* **The task**
Repeat each record below exactly, dropping the pictures.

[Data records]
____________
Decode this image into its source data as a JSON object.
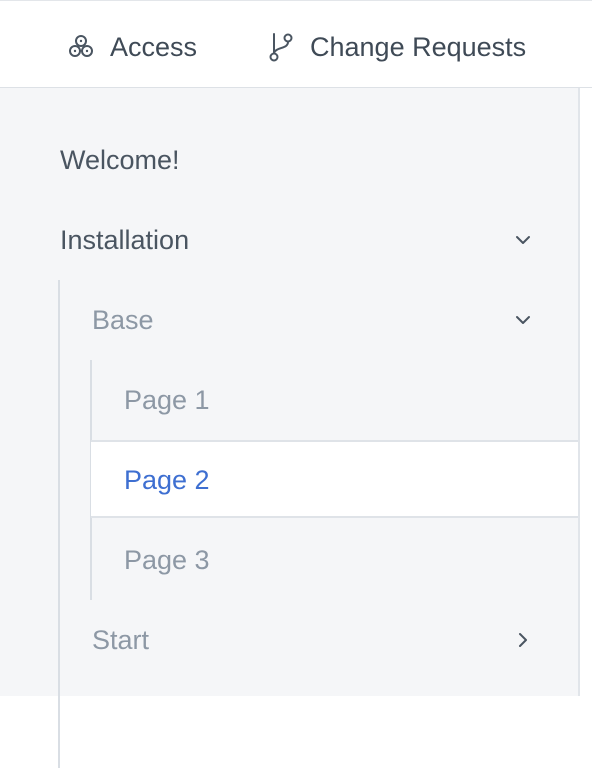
{
  "topbar": {
    "tabs": [
      {
        "label": "Access",
        "icon": "access-icon"
      },
      {
        "label": "Change Requests",
        "icon": "branch-icon"
      }
    ]
  },
  "sidebar": {
    "items": [
      {
        "label": "Welcome!"
      },
      {
        "label": "Installation",
        "expanded": true
      },
      {
        "label": "Base",
        "expanded": true
      },
      {
        "label": "Page 1"
      },
      {
        "label": "Page 2",
        "active": true
      },
      {
        "label": "Page 3"
      },
      {
        "label": "Start",
        "expanded": false
      }
    ]
  },
  "colors": {
    "active_text": "#3e6fd1",
    "sidebar_bg": "#f5f6f8",
    "muted_text": "#8d98a5",
    "primary_text": "#4a5561"
  }
}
____________
* **Task result**
Decode this image into its source data as a JSON object.
{
  "topbar": {
    "tabs": [
      {
        "label": "Access",
        "icon": "access-icon"
      },
      {
        "label": "Change Requests",
        "icon": "branch-icon"
      }
    ]
  },
  "sidebar": {
    "items": [
      {
        "label": "Welcome!"
      },
      {
        "label": "Installation",
        "expanded": true
      },
      {
        "label": "Base",
        "expanded": true
      },
      {
        "label": "Page 1"
      },
      {
        "label": "Page 2",
        "active": true
      },
      {
        "label": "Page 3"
      },
      {
        "label": "Start",
        "expanded": false
      }
    ]
  },
  "colors": {
    "active_text": "#3e6fd1",
    "sidebar_bg": "#f5f6f8",
    "muted_text": "#8d98a5",
    "primary_text": "#4a5561"
  }
}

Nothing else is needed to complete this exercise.